- Direction
According to the passage on service tax, which notification makes the reverse charge mechanism applicable?

- Text passage
━━━━

To know if a service is taxable or not, one has to refer to provisions of Service tax act and the negative list. The negative is the list of items excluded from service tax. Usually all services that do not fall in negative list are ‘taxable services’.
The most common services that startups use are:
Please note that the Software is a service, unless it is physically imported on a media through a port of entry. This means the downloaded packaged Software and Software in SaaS model are ‘taxable service’. So also are other digital goods (pdfs, eBooks, music, video etc) downloaded.
Generally, the liability to pay service tax is on the ‘service provider’. Since it is an indirect tax, the service providers bills the service tax to service receiver, collects tax from service receiver and deposits it to the service tax department. However, in case of imported services it is different.
An import of service occurs when a ‘service receiver’ located in taxable territory of India receives a service from a ‘service provider’ located in nontaxable territory i.e. from outside borders of India.
Since, in case of import of service the ‘service provider’ is not located in the taxable territory of India, the responsibility of service tax lies on ‘service receiver’. This is known as reverse charge mechanism, in service tax act parlance.
The reverse charge mechanism (RCM) is applicable vide Notification No. 30/2012-ST dated 20.06.2012. This RCM notification prescribes that, “in respect of any taxable services provided or agreed to be provided by any person who is located in a nontaxable territory and received by any person located in the taxable territory”, 100% of service tax shall be payable by the person receiving the service.
This provision is not applicable in case of ‘individuals’ who have received such service other than for the purpose of use in business or commerce (Provisions made under section 66A of the Finance Act, 1994).
In view of above let use answer following two questions.
Am I liable to pay Service tax?
A business receiving services from a service provider located outside India, is liable to pay service tax at prescribed rate and as per rules in force at the time.
Can I pay from my personal credit card and get reimbursed from my company?
An individual can receive services for a consideration paid to a service provider located outside India, without a liability to pay service tax, provide the services received are not for business or commercial consumption.

━━━━

- Supplied entries
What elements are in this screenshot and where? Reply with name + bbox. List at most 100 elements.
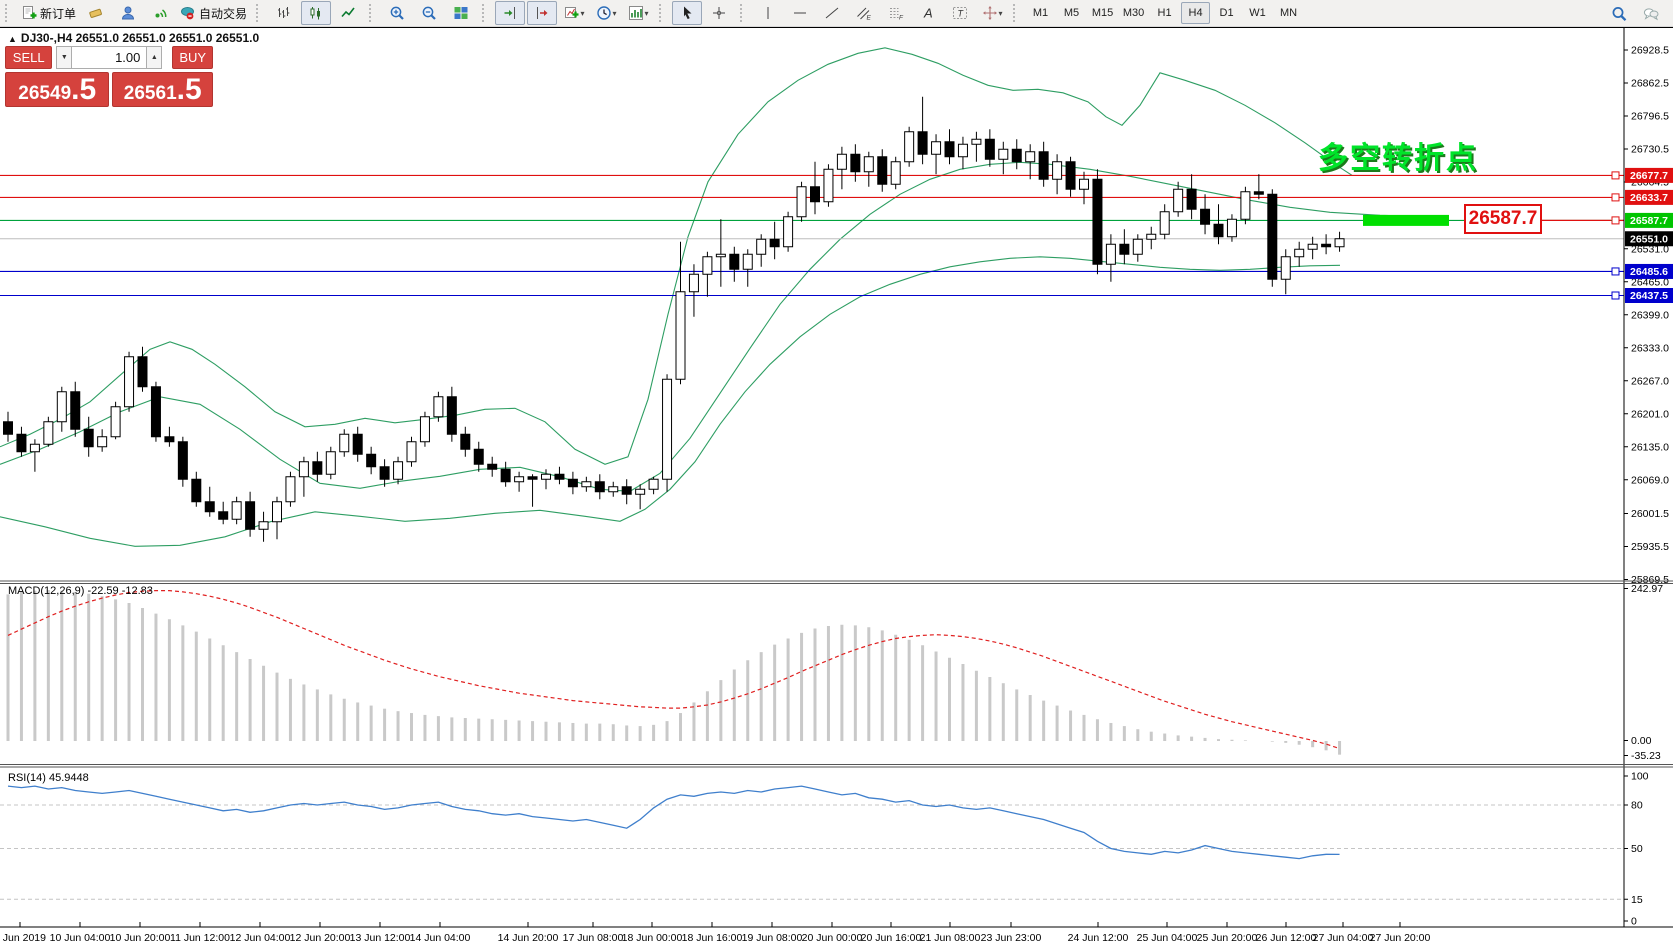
- price-badge-26437.5: [1625, 288, 1673, 303]
- candle-body: [957, 143, 968, 158]
- price-badge-26485.6: [1625, 263, 1673, 279]
- candle-body: [944, 141, 955, 158]
- candle-body: [379, 466, 390, 480]
- autoscroll-button[interactable]: [495, 1, 526, 25]
- candle-body: [446, 396, 457, 435]
- timeframe-W1[interactable]: W1: [1249, 7, 1266, 19]
- timeframe-M1[interactable]: M1: [1032, 7, 1049, 19]
- price-axis-label: 25935.5: [1631, 541, 1669, 553]
- new-order-button[interactable]: 新订单: [18, 1, 79, 25]
- timeframe-D1[interactable]: D1: [1219, 7, 1234, 19]
- buy-button[interactable]: BUY: [172, 46, 213, 69]
- candle-body: [312, 461, 323, 475]
- timeframe-M30[interactable]: M30: [1122, 7, 1145, 19]
- zoom-out-button[interactable]: [414, 1, 444, 25]
- candle-body: [931, 141, 942, 155]
- bar-chart-button[interactable]: [269, 1, 299, 25]
- timeframe-M15[interactable]: M15: [1091, 7, 1114, 19]
- crosshair-button[interactable]: [704, 1, 734, 25]
- search-button[interactable]: [1604, 2, 1634, 26]
- tile-windows-button[interactable]: [446, 1, 476, 25]
- chart-shift-button[interactable]: [527, 1, 558, 25]
- candle-body: [796, 186, 807, 218]
- line-chart-button[interactable]: [333, 1, 363, 25]
- volume-decrease-button[interactable]: ▼: [56, 46, 73, 69]
- candle-body: [917, 131, 928, 155]
- candle-body: [836, 153, 847, 170]
- collapse-triangle-icon: ▲: [8, 34, 17, 44]
- svg-text:E: E: [867, 15, 872, 22]
- price-axis-label: 26267.0: [1631, 375, 1669, 387]
- candle-body: [1253, 191, 1264, 195]
- price-callout[interactable]: 26587.7: [1464, 204, 1542, 234]
- timeframe-MN[interactable]: MN: [1279, 7, 1298, 19]
- candle-chart-button[interactable]: [301, 1, 332, 25]
- line-anchor-marker: [1611, 291, 1620, 300]
- fibonacci-button[interactable]: F: [881, 1, 911, 25]
- bollinger-upper-band: [0, 47, 1353, 465]
- candle-body: [406, 441, 417, 463]
- time-axis-label: 20 Jun 00:00: [802, 932, 863, 944]
- trendline-button[interactable]: [817, 1, 847, 25]
- text-label-button[interactable]: T: [945, 1, 975, 25]
- time-axis-label: 12 Jun 20:00: [290, 932, 351, 944]
- timeframe-M5[interactable]: M5: [1063, 7, 1080, 19]
- candle-body: [218, 511, 229, 520]
- candle-body: [433, 396, 444, 418]
- cursor-button[interactable]: [672, 1, 703, 25]
- candle-body: [581, 481, 592, 488]
- text-button[interactable]: A: [913, 1, 943, 25]
- indicators-icon: [564, 5, 580, 21]
- horizontal-line-button[interactable]: [785, 1, 815, 25]
- sell-button[interactable]: SELL: [5, 46, 53, 69]
- volume-increase-button[interactable]: ▲: [146, 46, 163, 69]
- vertical-line-icon: [760, 5, 776, 21]
- candle-body: [675, 291, 686, 380]
- zoom-in-button[interactable]: [382, 1, 412, 25]
- price-axis-label: 26928.5: [1631, 45, 1669, 57]
- candle-chart-icon: [308, 5, 324, 21]
- community-button[interactable]: [113, 1, 143, 25]
- user-icon: [120, 5, 136, 21]
- vertical-line-button[interactable]: [753, 1, 783, 25]
- highlight-zone[interactable]: [1363, 214, 1449, 226]
- candle-body: [1321, 243, 1332, 248]
- arrows-button[interactable]: ▾: [977, 1, 1007, 25]
- candle-body: [285, 476, 296, 503]
- sell-price[interactable]: 26549.5: [5, 72, 110, 107]
- fibonacci-icon: F: [888, 5, 904, 21]
- candle-body: [998, 148, 1009, 160]
- autotrading-button[interactable]: 自动交易: [177, 1, 250, 25]
- volume-input[interactable]: [72, 46, 147, 69]
- annotation-text[interactable]: 多空转折点: [1318, 142, 1478, 175]
- buy-price[interactable]: 26561.5: [112, 72, 213, 107]
- line-anchor-marker: [1611, 193, 1620, 202]
- candle-body: [393, 461, 404, 480]
- templates-button[interactable]: ▾: [623, 1, 653, 25]
- price-axis-label: 26069.0: [1631, 474, 1669, 486]
- signal-icon: [152, 5, 168, 21]
- indicators-button[interactable]: ▾: [559, 1, 589, 25]
- candle-body: [1092, 178, 1103, 265]
- candle-body: [1159, 211, 1170, 235]
- candle-body: [325, 451, 336, 475]
- signal-button[interactable]: [145, 1, 175, 25]
- time-axis-label: 27 Jun 20:00: [1370, 932, 1431, 944]
- channel-button[interactable]: E: [849, 1, 879, 25]
- candle-body: [594, 481, 605, 493]
- periods-button[interactable]: ▾: [591, 1, 621, 25]
- styler-button[interactable]: [81, 1, 111, 25]
- candle-body: [97, 436, 108, 448]
- candle-body: [204, 501, 215, 513]
- zoom-in-icon: [389, 5, 405, 21]
- candle-body: [850, 153, 861, 173]
- time-axis-label: 10 Jun 20:00: [110, 932, 171, 944]
- trendline-icon: [824, 5, 840, 21]
- price-badge-label: 26485.6: [1630, 266, 1668, 278]
- timeframe-H1[interactable]: H1: [1157, 7, 1172, 19]
- timeframe-H4[interactable]: H4: [1181, 2, 1211, 24]
- chat-button[interactable]: [1636, 2, 1666, 26]
- candle-body: [890, 161, 901, 185]
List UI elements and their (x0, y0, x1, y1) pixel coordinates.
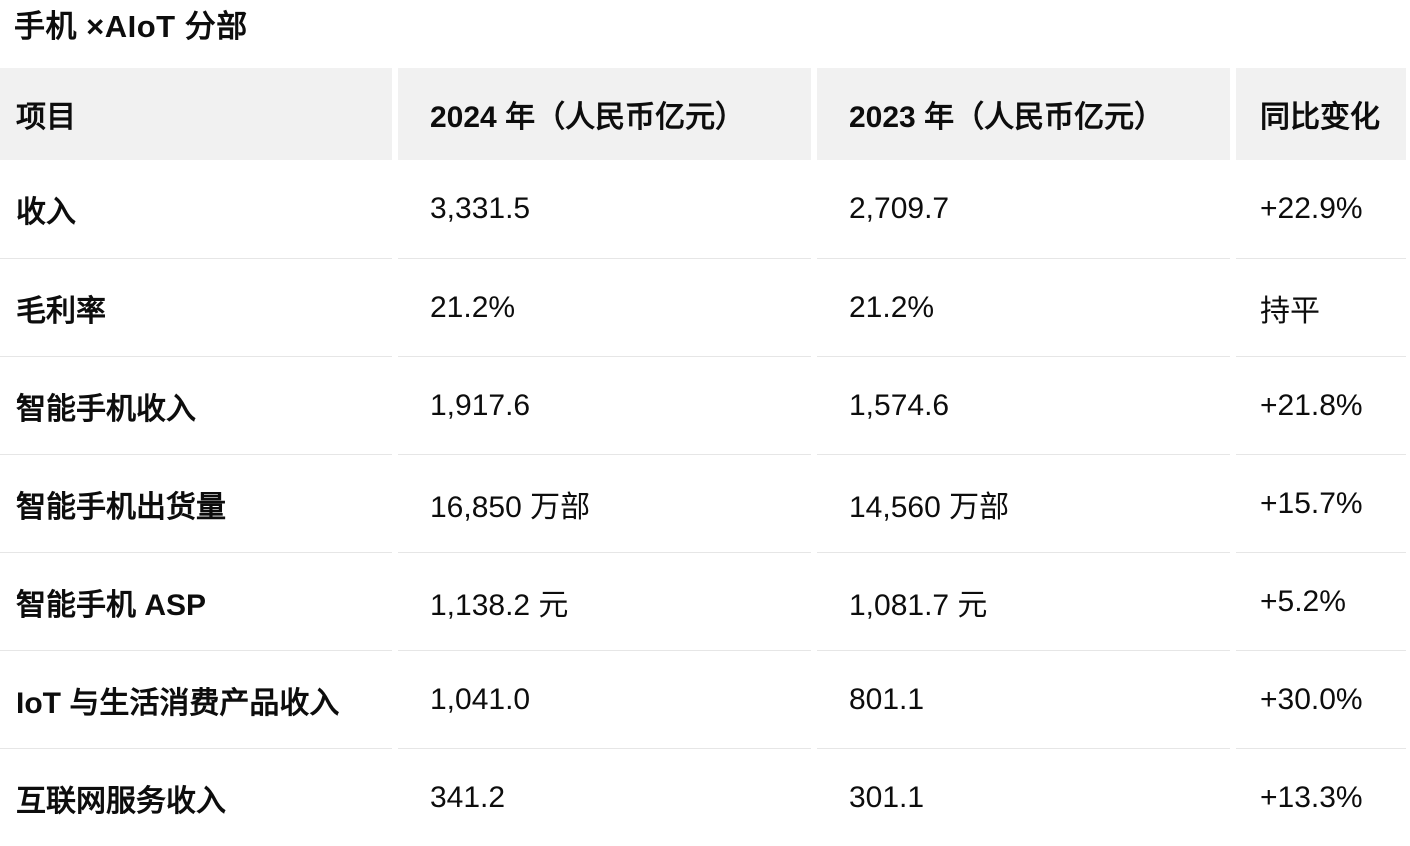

━━━━

- Exercise output
Notification No. 30/2012-ST, dated 20.06.2012.